— START DATA ROWS —
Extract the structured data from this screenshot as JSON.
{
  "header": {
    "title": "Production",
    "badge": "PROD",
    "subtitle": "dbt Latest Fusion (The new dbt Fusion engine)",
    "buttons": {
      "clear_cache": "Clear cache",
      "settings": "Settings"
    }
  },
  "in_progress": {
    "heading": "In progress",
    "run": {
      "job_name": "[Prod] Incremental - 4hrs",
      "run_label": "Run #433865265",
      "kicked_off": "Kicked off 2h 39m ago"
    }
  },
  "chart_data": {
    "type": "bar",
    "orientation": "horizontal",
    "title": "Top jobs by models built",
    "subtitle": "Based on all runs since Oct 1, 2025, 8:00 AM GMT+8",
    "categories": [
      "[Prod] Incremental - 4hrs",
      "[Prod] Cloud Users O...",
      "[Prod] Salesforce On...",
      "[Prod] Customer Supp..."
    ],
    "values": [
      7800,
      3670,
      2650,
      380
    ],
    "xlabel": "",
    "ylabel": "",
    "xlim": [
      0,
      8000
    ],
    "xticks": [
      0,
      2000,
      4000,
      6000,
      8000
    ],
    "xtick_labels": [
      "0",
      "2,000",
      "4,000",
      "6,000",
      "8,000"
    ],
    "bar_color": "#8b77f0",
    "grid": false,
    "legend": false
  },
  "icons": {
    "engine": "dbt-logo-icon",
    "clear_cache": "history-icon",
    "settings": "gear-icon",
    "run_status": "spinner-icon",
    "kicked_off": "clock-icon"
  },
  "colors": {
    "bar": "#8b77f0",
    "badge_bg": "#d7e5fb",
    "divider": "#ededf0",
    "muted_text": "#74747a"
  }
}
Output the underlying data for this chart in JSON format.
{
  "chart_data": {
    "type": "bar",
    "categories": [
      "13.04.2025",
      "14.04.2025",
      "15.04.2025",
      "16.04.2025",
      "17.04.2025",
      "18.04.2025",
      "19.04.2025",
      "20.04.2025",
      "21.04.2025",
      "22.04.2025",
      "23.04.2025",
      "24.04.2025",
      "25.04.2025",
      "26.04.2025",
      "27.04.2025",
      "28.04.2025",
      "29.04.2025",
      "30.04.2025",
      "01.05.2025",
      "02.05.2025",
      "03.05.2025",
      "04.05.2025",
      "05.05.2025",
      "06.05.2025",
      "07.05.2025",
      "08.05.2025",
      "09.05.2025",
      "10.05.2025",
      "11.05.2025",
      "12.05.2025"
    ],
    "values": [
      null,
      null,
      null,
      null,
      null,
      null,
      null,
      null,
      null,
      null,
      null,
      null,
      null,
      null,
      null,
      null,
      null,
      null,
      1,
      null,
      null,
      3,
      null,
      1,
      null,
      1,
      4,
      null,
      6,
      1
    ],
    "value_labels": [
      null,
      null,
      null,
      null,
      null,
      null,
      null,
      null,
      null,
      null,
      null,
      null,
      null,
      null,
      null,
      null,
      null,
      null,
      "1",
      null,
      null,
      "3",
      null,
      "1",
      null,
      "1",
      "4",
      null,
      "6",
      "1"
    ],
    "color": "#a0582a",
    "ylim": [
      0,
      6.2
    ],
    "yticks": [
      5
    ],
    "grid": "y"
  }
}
— END DATA ROWS —
◆ TO DO ◆
All the entries above need to be reproduced exactly.

◆ FULL SOLUTION ◆
Extract the structured data from this screenshot as JSON.
{
  "header": {
    "title": "Production",
    "badge": "PROD",
    "subtitle": "dbt Latest Fusion (The new dbt Fusion engine)",
    "buttons": {
      "clear_cache": "Clear cache",
      "settings": "Settings"
    }
  },
  "in_progress": {
    "heading": "In progress",
    "run": {
      "job_name": "[Prod] Incremental - 4hrs",
      "run_label": "Run #433865265",
      "kicked_off": "Kicked off 2h 39m ago"
    }
  },
  "chart_data": {
    "type": "bar",
    "orientation": "horizontal",
    "title": "Top jobs by models built",
    "subtitle": "Based on all runs since Oct 1, 2025, 8:00 AM GMT+8",
    "categories": [
      "[Prod] Incremental - 4hrs",
      "[Prod] Cloud Users O...",
      "[Prod] Salesforce On...",
      "[Prod] Customer Supp..."
    ],
    "values": [
      7800,
      3670,
      2650,
      380
    ],
    "xlabel": "",
    "ylabel": "",
    "xlim": [
      0,
      8000
    ],
    "xticks": [
      0,
      2000,
      4000,
      6000,
      8000
    ],
    "xtick_labels": [
      "0",
      "2,000",
      "4,000",
      "6,000",
      "8,000"
    ],
    "bar_color": "#8b77f0",
    "grid": false,
    "legend": false
  },
  "icons": {
    "engine": "dbt-logo-icon",
    "clear_cache": "history-icon",
    "settings": "gear-icon",
    "run_status": "spinner-icon",
    "kicked_off": "clock-icon"
  },
  "colors": {
    "bar": "#8b77f0",
    "badge_bg": "#d7e5fb",
    "divider": "#ededf0",
    "muted_text": "#74747a"
  }
}
Output the underlying data for this chart in JSON format.
{
  "chart_data": {
    "type": "bar",
    "categories": [
      "13.04.2025",
      "14.04.2025",
      "15.04.2025",
      "16.04.2025",
      "17.04.2025",
      "18.04.2025",
      "19.04.2025",
      "20.04.2025",
      "21.04.2025",
      "22.04.2025",
      "23.04.2025",
      "24.04.2025",
      "25.04.2025",
      "26.04.2025",
      "27.04.2025",
      "28.04.2025",
      "29.04.2025",
      "30.04.2025",
      "01.05.2025",
      "02.05.2025",
      "03.05.2025",
      "04.05.2025",
      "05.05.2025",
      "06.05.2025",
      "07.05.2025",
      "08.05.2025",
      "09.05.2025",
      "10.05.2025",
      "11.05.2025",
      "12.05.2025"
    ],
    "values": [
      null,
      null,
      null,
      null,
      null,
      null,
      null,
      null,
      null,
      null,
      null,
      null,
      null,
      null,
      null,
      null,
      null,
      null,
      1,
      null,
      null,
      3,
      null,
      1,
      null,
      1,
      4,
      null,
      6,
      1
    ],
    "value_labels": [
      null,
      null,
      null,
      null,
      null,
      null,
      null,
      null,
      null,
      null,
      null,
      null,
      null,
      null,
      null,
      null,
      null,
      null,
      "1",
      null,
      null,
      "3",
      null,
      "1",
      null,
      "1",
      "4",
      null,
      "6",
      "1"
    ],
    "color": "#a0582a",
    "ylim": [
      0,
      6.2
    ],
    "yticks": [
      5
    ],
    "grid": "y"
  }
}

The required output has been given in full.